Your instructions –
Retype all of the data exactly as given.

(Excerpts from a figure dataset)
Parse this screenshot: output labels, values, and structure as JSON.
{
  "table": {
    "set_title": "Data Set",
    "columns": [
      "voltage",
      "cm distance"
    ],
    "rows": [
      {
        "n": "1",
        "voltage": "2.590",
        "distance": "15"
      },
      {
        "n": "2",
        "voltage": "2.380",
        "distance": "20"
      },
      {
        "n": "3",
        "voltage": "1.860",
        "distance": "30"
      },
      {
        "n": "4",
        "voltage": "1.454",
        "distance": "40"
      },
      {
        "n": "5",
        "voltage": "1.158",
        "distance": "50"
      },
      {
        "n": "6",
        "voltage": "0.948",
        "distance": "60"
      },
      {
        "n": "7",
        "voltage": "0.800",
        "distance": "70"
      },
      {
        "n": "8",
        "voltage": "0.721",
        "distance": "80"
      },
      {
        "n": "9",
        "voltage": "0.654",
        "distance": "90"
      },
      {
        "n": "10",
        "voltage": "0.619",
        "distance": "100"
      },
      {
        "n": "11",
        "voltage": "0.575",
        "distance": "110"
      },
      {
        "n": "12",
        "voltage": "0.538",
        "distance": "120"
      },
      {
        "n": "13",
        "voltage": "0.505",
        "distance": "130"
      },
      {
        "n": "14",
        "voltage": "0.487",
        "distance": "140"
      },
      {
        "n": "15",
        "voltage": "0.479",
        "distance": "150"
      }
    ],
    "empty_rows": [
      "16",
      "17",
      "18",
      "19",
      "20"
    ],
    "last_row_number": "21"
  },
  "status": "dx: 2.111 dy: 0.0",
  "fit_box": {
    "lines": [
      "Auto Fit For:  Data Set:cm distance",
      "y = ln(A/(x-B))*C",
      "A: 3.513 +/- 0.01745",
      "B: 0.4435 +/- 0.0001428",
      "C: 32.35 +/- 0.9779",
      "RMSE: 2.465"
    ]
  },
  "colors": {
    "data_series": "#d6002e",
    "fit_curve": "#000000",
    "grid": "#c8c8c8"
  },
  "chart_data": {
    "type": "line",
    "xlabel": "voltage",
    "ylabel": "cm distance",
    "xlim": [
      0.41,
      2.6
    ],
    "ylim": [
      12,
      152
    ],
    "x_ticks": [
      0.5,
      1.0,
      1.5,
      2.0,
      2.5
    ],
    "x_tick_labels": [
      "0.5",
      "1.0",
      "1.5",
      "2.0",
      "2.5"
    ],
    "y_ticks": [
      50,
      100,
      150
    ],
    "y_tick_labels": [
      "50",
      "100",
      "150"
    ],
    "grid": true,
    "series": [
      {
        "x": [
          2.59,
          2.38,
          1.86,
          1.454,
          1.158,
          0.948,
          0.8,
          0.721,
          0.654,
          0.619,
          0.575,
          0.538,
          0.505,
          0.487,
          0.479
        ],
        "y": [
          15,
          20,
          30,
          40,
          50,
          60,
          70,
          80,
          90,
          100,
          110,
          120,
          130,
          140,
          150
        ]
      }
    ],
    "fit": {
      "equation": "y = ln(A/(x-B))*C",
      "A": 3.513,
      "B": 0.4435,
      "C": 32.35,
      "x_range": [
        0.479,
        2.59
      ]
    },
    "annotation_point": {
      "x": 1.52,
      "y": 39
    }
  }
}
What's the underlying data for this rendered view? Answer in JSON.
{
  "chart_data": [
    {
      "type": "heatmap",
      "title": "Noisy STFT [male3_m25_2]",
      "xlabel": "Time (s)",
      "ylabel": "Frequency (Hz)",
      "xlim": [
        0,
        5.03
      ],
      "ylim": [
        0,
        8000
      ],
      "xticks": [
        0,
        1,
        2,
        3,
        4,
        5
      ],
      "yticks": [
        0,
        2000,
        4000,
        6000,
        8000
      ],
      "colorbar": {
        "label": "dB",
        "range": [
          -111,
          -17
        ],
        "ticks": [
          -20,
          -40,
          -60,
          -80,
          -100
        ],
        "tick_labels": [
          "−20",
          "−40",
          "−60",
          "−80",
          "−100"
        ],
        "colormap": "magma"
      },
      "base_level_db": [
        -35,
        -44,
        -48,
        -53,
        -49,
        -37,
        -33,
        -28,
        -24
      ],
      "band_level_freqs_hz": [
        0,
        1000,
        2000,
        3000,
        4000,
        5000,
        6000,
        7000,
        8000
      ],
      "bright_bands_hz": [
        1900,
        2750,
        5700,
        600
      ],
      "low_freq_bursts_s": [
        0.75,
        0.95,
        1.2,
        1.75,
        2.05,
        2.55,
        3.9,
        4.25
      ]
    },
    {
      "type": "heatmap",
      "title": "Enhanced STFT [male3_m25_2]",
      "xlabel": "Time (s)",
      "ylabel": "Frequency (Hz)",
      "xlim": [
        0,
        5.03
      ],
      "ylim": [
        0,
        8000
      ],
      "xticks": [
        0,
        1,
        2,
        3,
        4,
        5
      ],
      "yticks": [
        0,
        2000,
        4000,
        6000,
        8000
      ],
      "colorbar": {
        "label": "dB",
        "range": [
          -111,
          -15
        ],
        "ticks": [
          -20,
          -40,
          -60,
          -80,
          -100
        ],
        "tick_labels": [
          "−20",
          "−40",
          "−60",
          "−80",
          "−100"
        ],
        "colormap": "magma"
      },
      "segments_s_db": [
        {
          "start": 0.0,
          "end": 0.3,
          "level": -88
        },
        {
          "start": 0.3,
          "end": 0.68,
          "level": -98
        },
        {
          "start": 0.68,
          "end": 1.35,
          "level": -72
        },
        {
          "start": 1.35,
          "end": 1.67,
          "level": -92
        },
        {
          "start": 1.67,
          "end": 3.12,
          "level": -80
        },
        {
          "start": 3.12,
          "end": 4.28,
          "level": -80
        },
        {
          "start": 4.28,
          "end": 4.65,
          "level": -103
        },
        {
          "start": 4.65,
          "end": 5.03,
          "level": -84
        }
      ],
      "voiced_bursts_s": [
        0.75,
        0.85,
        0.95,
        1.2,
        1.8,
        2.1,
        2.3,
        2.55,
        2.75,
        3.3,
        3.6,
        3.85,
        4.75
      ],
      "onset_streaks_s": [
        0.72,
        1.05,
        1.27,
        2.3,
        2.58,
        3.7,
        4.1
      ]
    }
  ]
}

Exercise answer –
Parse this screenshot: output labels, values, and structure as JSON.
{
  "table": {
    "set_title": "Data Set",
    "columns": [
      "voltage",
      "cm distance"
    ],
    "rows": [
      {
        "n": "1",
        "voltage": "2.590",
        "distance": "15"
      },
      {
        "n": "2",
        "voltage": "2.380",
        "distance": "20"
      },
      {
        "n": "3",
        "voltage": "1.860",
        "distance": "30"
      },
      {
        "n": "4",
        "voltage": "1.454",
        "distance": "40"
      },
      {
        "n": "5",
        "voltage": "1.158",
        "distance": "50"
      },
      {
        "n": "6",
        "voltage": "0.948",
        "distance": "60"
      },
      {
        "n": "7",
        "voltage": "0.800",
        "distance": "70"
      },
      {
        "n": "8",
        "voltage": "0.721",
        "distance": "80"
      },
      {
        "n": "9",
        "voltage": "0.654",
        "distance": "90"
      },
      {
        "n": "10",
        "voltage": "0.619",
        "distance": "100"
      },
      {
        "n": "11",
        "voltage": "0.575",
        "distance": "110"
      },
      {
        "n": "12",
        "voltage": "0.538",
        "distance": "120"
      },
      {
        "n": "13",
        "voltage": "0.505",
        "distance": "130"
      },
      {
        "n": "14",
        "voltage": "0.487",
        "distance": "140"
      },
      {
        "n": "15",
        "voltage": "0.479",
        "distance": "150"
      }
    ],
    "empty_rows": [
      "16",
      "17",
      "18",
      "19",
      "20"
    ],
    "last_row_number": "21"
  },
  "status": "dx: 2.111 dy: 0.0",
  "fit_box": {
    "lines": [
      "Auto Fit For:  Data Set:cm distance",
      "y = ln(A/(x-B))*C",
      "A: 3.513 +/- 0.01745",
      "B: 0.4435 +/- 0.0001428",
      "C: 32.35 +/- 0.9779",
      "RMSE: 2.465"
    ]
  },
  "colors": {
    "data_series": "#d6002e",
    "fit_curve": "#000000",
    "grid": "#c8c8c8"
  },
  "chart_data": {
    "type": "line",
    "xlabel": "voltage",
    "ylabel": "cm distance",
    "xlim": [
      0.41,
      2.6
    ],
    "ylim": [
      12,
      152
    ],
    "x_ticks": [
      0.5,
      1.0,
      1.5,
      2.0,
      2.5
    ],
    "x_tick_labels": [
      "0.5",
      "1.0",
      "1.5",
      "2.0",
      "2.5"
    ],
    "y_ticks": [
      50,
      100,
      150
    ],
    "y_tick_labels": [
      "50",
      "100",
      "150"
    ],
    "grid": true,
    "series": [
      {
        "x": [
          2.59,
          2.38,
          1.86,
          1.454,
          1.158,
          0.948,
          0.8,
          0.721,
          0.654,
          0.619,
          0.575,
          0.538,
          0.505,
          0.487,
          0.479
        ],
        "y": [
          15,
          20,
          30,
          40,
          50,
          60,
          70,
          80,
          90,
          100,
          110,
          120,
          130,
          140,
          150
        ]
      }
    ],
    "fit": {
      "equation": "y = ln(A/(x-B))*C",
      "A": 3.513,
      "B": 0.4435,
      "C": 32.35,
      "x_range": [
        0.479,
        2.59
      ]
    },
    "annotation_point": {
      "x": 1.52,
      "y": 39
    }
  }
}
What's the underlying data for this rendered view? Answer in JSON.
{
  "chart_data": [
    {
      "type": "heatmap",
      "title": "Noisy STFT [male3_m25_2]",
      "xlabel": "Time (s)",
      "ylabel": "Frequency (Hz)",
      "xlim": [
        0,
        5.03
      ],
      "ylim": [
        0,
        8000
      ],
      "xticks": [
        0,
        1,
        2,
        3,
        4,
        5
      ],
      "yticks": [
        0,
        2000,
        4000,
        6000,
        8000
      ],
      "colorbar": {
        "label": "dB",
        "range": [
          -111,
          -17
        ],
        "ticks": [
          -20,
          -40,
          -60,
          -80,
          -100
        ],
        "tick_labels": [
          "−20",
          "−40",
          "−60",
          "−80",
          "−100"
        ],
        "colormap": "magma"
      },
      "base_level_db": [
        -35,
        -44,
        -48,
        -53,
        -49,
        -37,
        -33,
        -28,
        -24
      ],
      "band_level_freqs_hz": [
        0,
        1000,
        2000,
        3000,
        4000,
        5000,
        6000,
        7000,
        8000
      ],
      "bright_bands_hz": [
        1900,
        2750,
        5700,
        600
      ],
      "low_freq_bursts_s": [
        0.75,
        0.95,
        1.2,
        1.75,
        2.05,
        2.55,
        3.9,
        4.25
      ]
    },
    {
      "type": "heatmap",
      "title": "Enhanced STFT [male3_m25_2]",
      "xlabel": "Time (s)",
      "ylabel": "Frequency (Hz)",
      "xlim": [
        0,
        5.03
      ],
      "ylim": [
        0,
        8000
      ],
      "xticks": [
        0,
        1,
        2,
        3,
        4,
        5
      ],
      "yticks": [
        0,
        2000,
        4000,
        6000,
        8000
      ],
      "colorbar": {
        "label": "dB",
        "range": [
          -111,
          -15
        ],
        "ticks": [
          -20,
          -40,
          -60,
          -80,
          -100
        ],
        "tick_labels": [
          "−20",
          "−40",
          "−60",
          "−80",
          "−100"
        ],
        "colormap": "magma"
      },
      "segments_s_db": [
        {
          "start": 0.0,
          "end": 0.3,
          "level": -88
        },
        {
          "start": 0.3,
          "end": 0.68,
          "level": -98
        },
        {
          "start": 0.68,
          "end": 1.35,
          "level": -72
        },
        {
          "start": 1.35,
          "end": 1.67,
          "level": -92
        },
        {
          "start": 1.67,
          "end": 3.12,
          "level": -80
        },
        {
          "start": 3.12,
          "end": 4.28,
          "level": -80
        },
        {
          "start": 4.28,
          "end": 4.65,
          "level": -103
        },
        {
          "start": 4.65,
          "end": 5.03,
          "level": -84
        }
      ],
      "voiced_bursts_s": [
        0.75,
        0.85,
        0.95,
        1.2,
        1.8,
        2.1,
        2.3,
        2.55,
        2.75,
        3.3,
        3.6,
        3.85,
        4.75
      ],
      "onset_streaks_s": [
        0.72,
        1.05,
        1.27,
        2.3,
        2.58,
        3.7,
        4.1
      ]
    }
  ]
}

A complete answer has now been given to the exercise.